> [Task to complete]:
Repeat the listing in full, exactly as it stands.

# START OF Provided entries

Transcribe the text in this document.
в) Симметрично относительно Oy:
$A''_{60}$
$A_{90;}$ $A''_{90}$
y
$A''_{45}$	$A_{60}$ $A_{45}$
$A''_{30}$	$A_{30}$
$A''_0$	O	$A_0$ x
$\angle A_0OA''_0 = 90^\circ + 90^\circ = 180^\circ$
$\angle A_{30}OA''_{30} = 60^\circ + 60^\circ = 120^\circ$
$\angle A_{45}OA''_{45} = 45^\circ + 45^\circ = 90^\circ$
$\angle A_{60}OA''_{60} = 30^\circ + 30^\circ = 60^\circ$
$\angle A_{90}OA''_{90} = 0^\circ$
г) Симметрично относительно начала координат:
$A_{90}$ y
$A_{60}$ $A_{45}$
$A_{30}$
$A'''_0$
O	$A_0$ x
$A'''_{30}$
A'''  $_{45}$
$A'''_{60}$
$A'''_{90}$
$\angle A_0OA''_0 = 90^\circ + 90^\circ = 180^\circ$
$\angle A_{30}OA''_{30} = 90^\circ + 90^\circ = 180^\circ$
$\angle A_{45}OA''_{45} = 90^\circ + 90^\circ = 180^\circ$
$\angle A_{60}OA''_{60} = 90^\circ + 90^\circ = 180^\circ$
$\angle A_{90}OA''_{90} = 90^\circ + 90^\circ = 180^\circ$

# END OF Provided entries

> [Task solution]:
Transcribe the text in this document.
в) Симметрично относительно Oy:
$A''_{60}$
$A_{90;}$ $A''_{90}$
y
$A''_{45}$	$A_{60}$ $A_{45}$
$A''_{30}$	$A_{30}$
$A''_0$	O	$A_0$ x
$\angle A_0OA''_0 = 90^\circ + 90^\circ = 180^\circ$
$\angle A_{30}OA''_{30} = 60^\circ + 60^\circ = 120^\circ$
$\angle A_{45}OA''_{45} = 45^\circ + 45^\circ = 90^\circ$
$\angle A_{60}OA''_{60} = 30^\circ + 30^\circ = 60^\circ$
$\angle A_{90}OA''_{90} = 0^\circ$
г) Симметрично относительно начала координат:
$A_{90}$ y
$A_{60}$ $A_{45}$
$A_{30}$
$A'''_0$
O	$A_0$ x
$A'''_{30}$
A'''  $_{45}$
$A'''_{60}$
$A'''_{90}$
$\angle A_0OA''_0 = 90^\circ + 90^\circ = 180^\circ$
$\angle A_{30}OA''_{30} = 90^\circ + 90^\circ = 180^\circ$
$\angle A_{45}OA''_{45} = 90^\circ + 90^\circ = 180^\circ$
$\angle A_{60}OA''_{60} = 90^\circ + 90^\circ = 180^\circ$
$\angle A_{90}OA''_{90} = 90^\circ + 90^\circ = 180^\circ$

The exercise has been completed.